» WORK TO COMPLETE
Transcribe every line exactly. Leave the pictures behind.

__________

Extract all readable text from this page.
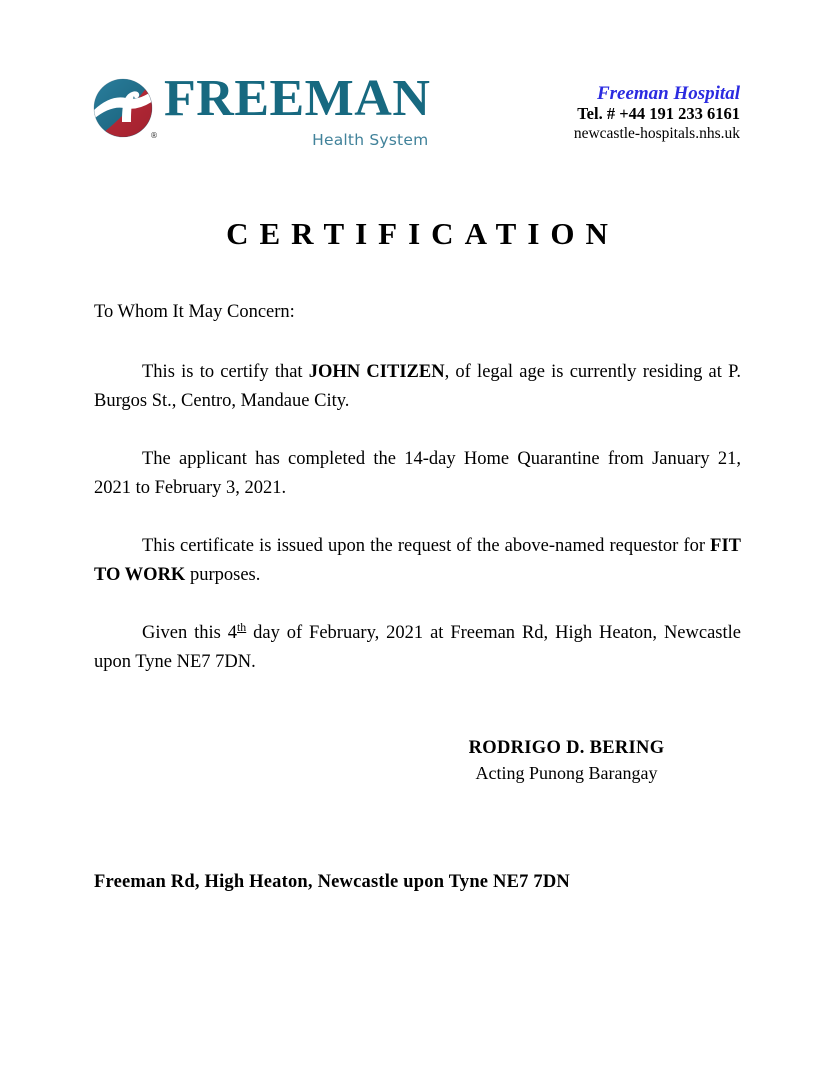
®
FREEMAN
Health System
Freeman Hospital
Tel. # +44 191 233 6161
newcastle-hospitals.nhs.uk
CERTIFICATION
To Whom It May Concern:

This is to certify that JOHN CITIZEN, of legal age is currently residing at P. Burgos St., Centro, Mandaue City.

The applicant has completed the 14-day Home Quarantine from January 21, 2021 to February 3, 2021.

This certificate is issued upon the request of the above-named requestor for FIT TO WORK purposes.

Given this 4th day of February, 2021 at Freeman Rd, High Heaton, Newcastle upon Tyne NE7 7DN.

RODRIGO D. BERING
Acting Punong Barangay
Freeman Rd, High Heaton, Newcastle upon Tyne NE7 7DN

__________

» RESULT FOR THIS TASK
Extract all readable text from this page.
®
FREEMAN
Health System
Freeman Hospital
Tel. # +44 191 233 6161
newcastle-hospitals.nhs.uk
CERTIFICATION
To Whom It May Concern:

This is to certify that JOHN CITIZEN, of legal age is currently residing at P. Burgos St., Centro, Mandaue City.

The applicant has completed the 14-day Home Quarantine from January 21, 2021 to February 3, 2021.

This certificate is issued upon the request of the above-named requestor for FIT TO WORK purposes.

Given this 4th day of February, 2021 at Freeman Rd, High Heaton, Newcastle upon Tyne NE7 7DN.

RODRIGO D. BERING
Acting Punong Barangay
Freeman Rd, High Heaton, Newcastle upon Tyne NE7 7DN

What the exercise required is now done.